[TASK DIRECTIONS]: Output all of the data below exactly as given.

################

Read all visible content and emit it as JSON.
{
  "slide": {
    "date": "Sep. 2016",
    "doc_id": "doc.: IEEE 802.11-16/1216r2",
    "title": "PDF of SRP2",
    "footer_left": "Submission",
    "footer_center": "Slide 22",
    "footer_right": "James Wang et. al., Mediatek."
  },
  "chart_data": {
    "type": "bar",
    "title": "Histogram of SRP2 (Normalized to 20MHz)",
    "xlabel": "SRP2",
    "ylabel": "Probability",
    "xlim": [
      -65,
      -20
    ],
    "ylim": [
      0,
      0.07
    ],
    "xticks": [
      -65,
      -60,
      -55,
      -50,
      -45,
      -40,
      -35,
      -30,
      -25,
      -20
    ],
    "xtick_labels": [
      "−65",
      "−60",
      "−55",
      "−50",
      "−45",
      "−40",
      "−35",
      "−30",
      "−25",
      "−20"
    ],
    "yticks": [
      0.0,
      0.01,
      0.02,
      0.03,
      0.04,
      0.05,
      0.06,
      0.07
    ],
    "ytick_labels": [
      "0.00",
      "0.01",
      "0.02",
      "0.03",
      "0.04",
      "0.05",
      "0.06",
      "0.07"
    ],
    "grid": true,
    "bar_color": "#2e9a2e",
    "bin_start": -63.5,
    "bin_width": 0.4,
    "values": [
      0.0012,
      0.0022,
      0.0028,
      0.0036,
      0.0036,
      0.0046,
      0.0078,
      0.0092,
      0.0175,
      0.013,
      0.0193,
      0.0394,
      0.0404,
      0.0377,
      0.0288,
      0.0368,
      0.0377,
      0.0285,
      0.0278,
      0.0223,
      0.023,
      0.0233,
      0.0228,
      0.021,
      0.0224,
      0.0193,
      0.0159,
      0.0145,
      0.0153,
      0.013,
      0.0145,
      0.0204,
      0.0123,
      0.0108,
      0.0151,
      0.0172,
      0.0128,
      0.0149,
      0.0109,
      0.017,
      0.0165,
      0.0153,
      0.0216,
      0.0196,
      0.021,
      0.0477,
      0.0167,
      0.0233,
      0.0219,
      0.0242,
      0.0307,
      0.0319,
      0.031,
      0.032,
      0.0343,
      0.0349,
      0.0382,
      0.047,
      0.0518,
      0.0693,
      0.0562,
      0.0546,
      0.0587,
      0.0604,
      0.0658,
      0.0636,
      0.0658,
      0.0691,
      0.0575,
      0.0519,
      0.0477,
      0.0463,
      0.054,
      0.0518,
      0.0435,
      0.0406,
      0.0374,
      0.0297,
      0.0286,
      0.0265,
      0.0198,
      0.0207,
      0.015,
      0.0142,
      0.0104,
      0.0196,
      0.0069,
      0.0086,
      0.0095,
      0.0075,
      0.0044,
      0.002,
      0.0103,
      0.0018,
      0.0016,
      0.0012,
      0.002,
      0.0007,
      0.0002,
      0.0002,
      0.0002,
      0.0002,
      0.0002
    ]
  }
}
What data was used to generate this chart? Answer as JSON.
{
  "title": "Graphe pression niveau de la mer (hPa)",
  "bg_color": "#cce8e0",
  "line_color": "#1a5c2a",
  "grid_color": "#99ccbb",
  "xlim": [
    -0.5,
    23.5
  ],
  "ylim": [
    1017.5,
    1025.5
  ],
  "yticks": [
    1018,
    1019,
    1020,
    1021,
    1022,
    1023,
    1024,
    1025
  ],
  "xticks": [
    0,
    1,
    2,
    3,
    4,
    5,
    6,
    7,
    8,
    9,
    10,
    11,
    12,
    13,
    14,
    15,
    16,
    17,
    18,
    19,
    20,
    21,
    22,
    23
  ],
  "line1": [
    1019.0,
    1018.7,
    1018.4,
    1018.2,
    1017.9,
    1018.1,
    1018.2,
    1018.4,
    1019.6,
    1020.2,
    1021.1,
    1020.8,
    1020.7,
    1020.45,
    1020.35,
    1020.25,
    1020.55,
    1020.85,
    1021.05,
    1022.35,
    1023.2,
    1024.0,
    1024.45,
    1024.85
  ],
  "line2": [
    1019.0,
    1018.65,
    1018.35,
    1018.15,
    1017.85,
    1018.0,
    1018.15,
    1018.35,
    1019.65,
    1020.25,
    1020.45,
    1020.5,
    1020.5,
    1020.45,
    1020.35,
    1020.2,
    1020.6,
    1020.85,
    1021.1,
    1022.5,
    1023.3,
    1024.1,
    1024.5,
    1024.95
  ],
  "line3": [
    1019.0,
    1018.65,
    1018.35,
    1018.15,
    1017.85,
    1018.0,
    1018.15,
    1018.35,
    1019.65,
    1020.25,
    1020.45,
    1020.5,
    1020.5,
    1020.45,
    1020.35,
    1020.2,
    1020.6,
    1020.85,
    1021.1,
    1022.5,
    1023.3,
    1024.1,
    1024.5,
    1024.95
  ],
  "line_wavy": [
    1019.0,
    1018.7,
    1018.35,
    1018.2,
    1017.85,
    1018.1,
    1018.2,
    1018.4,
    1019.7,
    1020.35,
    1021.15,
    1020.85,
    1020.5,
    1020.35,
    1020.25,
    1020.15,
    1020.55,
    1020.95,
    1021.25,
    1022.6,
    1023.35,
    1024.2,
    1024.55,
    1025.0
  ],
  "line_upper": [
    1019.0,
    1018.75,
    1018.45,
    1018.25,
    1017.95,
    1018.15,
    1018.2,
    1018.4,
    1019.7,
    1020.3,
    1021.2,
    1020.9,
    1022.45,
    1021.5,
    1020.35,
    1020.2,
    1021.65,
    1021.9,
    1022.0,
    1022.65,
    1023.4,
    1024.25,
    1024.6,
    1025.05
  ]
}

################

[FULL SOLUTION]:
Read all visible content and emit it as JSON.
{
  "slide": {
    "date": "Sep. 2016",
    "doc_id": "doc.: IEEE 802.11-16/1216r2",
    "title": "PDF of SRP2",
    "footer_left": "Submission",
    "footer_center": "Slide 22",
    "footer_right": "James Wang et. al., Mediatek."
  },
  "chart_data": {
    "type": "bar",
    "title": "Histogram of SRP2 (Normalized to 20MHz)",
    "xlabel": "SRP2",
    "ylabel": "Probability",
    "xlim": [
      -65,
      -20
    ],
    "ylim": [
      0,
      0.07
    ],
    "xticks": [
      -65,
      -60,
      -55,
      -50,
      -45,
      -40,
      -35,
      -30,
      -25,
      -20
    ],
    "xtick_labels": [
      "−65",
      "−60",
      "−55",
      "−50",
      "−45",
      "−40",
      "−35",
      "−30",
      "−25",
      "−20"
    ],
    "yticks": [
      0.0,
      0.01,
      0.02,
      0.03,
      0.04,
      0.05,
      0.06,
      0.07
    ],
    "ytick_labels": [
      "0.00",
      "0.01",
      "0.02",
      "0.03",
      "0.04",
      "0.05",
      "0.06",
      "0.07"
    ],
    "grid": true,
    "bar_color": "#2e9a2e",
    "bin_start": -63.5,
    "bin_width": 0.4,
    "values": [
      0.0012,
      0.0022,
      0.0028,
      0.0036,
      0.0036,
      0.0046,
      0.0078,
      0.0092,
      0.0175,
      0.013,
      0.0193,
      0.0394,
      0.0404,
      0.0377,
      0.0288,
      0.0368,
      0.0377,
      0.0285,
      0.0278,
      0.0223,
      0.023,
      0.0233,
      0.0228,
      0.021,
      0.0224,
      0.0193,
      0.0159,
      0.0145,
      0.0153,
      0.013,
      0.0145,
      0.0204,
      0.0123,
      0.0108,
      0.0151,
      0.0172,
      0.0128,
      0.0149,
      0.0109,
      0.017,
      0.0165,
      0.0153,
      0.0216,
      0.0196,
      0.021,
      0.0477,
      0.0167,
      0.0233,
      0.0219,
      0.0242,
      0.0307,
      0.0319,
      0.031,
      0.032,
      0.0343,
      0.0349,
      0.0382,
      0.047,
      0.0518,
      0.0693,
      0.0562,
      0.0546,
      0.0587,
      0.0604,
      0.0658,
      0.0636,
      0.0658,
      0.0691,
      0.0575,
      0.0519,
      0.0477,
      0.0463,
      0.054,
      0.0518,
      0.0435,
      0.0406,
      0.0374,
      0.0297,
      0.0286,
      0.0265,
      0.0198,
      0.0207,
      0.015,
      0.0142,
      0.0104,
      0.0196,
      0.0069,
      0.0086,
      0.0095,
      0.0075,
      0.0044,
      0.002,
      0.0103,
      0.0018,
      0.0016,
      0.0012,
      0.002,
      0.0007,
      0.0002,
      0.0002,
      0.0002,
      0.0002,
      0.0002
    ]
  }
}
What data was used to generate this chart? Answer as JSON.
{
  "title": "Graphe pression niveau de la mer (hPa)",
  "bg_color": "#cce8e0",
  "line_color": "#1a5c2a",
  "grid_color": "#99ccbb",
  "xlim": [
    -0.5,
    23.5
  ],
  "ylim": [
    1017.5,
    1025.5
  ],
  "yticks": [
    1018,
    1019,
    1020,
    1021,
    1022,
    1023,
    1024,
    1025
  ],
  "xticks": [
    0,
    1,
    2,
    3,
    4,
    5,
    6,
    7,
    8,
    9,
    10,
    11,
    12,
    13,
    14,
    15,
    16,
    17,
    18,
    19,
    20,
    21,
    22,
    23
  ],
  "line1": [
    1019.0,
    1018.7,
    1018.4,
    1018.2,
    1017.9,
    1018.1,
    1018.2,
    1018.4,
    1019.6,
    1020.2,
    1021.1,
    1020.8,
    1020.7,
    1020.45,
    1020.35,
    1020.25,
    1020.55,
    1020.85,
    1021.05,
    1022.35,
    1023.2,
    1024.0,
    1024.45,
    1024.85
  ],
  "line2": [
    1019.0,
    1018.65,
    1018.35,
    1018.15,
    1017.85,
    1018.0,
    1018.15,
    1018.35,
    1019.65,
    1020.25,
    1020.45,
    1020.5,
    1020.5,
    1020.45,
    1020.35,
    1020.2,
    1020.6,
    1020.85,
    1021.1,
    1022.5,
    1023.3,
    1024.1,
    1024.5,
    1024.95
  ],
  "line3": [
    1019.0,
    1018.65,
    1018.35,
    1018.15,
    1017.85,
    1018.0,
    1018.15,
    1018.35,
    1019.65,
    1020.25,
    1020.45,
    1020.5,
    1020.5,
    1020.45,
    1020.35,
    1020.2,
    1020.6,
    1020.85,
    1021.1,
    1022.5,
    1023.3,
    1024.1,
    1024.5,
    1024.95
  ],
  "line_wavy": [
    1019.0,
    1018.7,
    1018.35,
    1018.2,
    1017.85,
    1018.1,
    1018.2,
    1018.4,
    1019.7,
    1020.35,
    1021.15,
    1020.85,
    1020.5,
    1020.35,
    1020.25,
    1020.15,
    1020.55,
    1020.95,
    1021.25,
    1022.6,
    1023.35,
    1024.2,
    1024.55,
    1025.0
  ],
  "line_upper": [
    1019.0,
    1018.75,
    1018.45,
    1018.25,
    1017.95,
    1018.15,
    1018.2,
    1018.4,
    1019.7,
    1020.3,
    1021.2,
    1020.9,
    1022.45,
    1021.5,
    1020.35,
    1020.2,
    1021.65,
    1021.9,
    1022.0,
    1022.65,
    1023.4,
    1024.25,
    1024.6,
    1025.05
  ]
}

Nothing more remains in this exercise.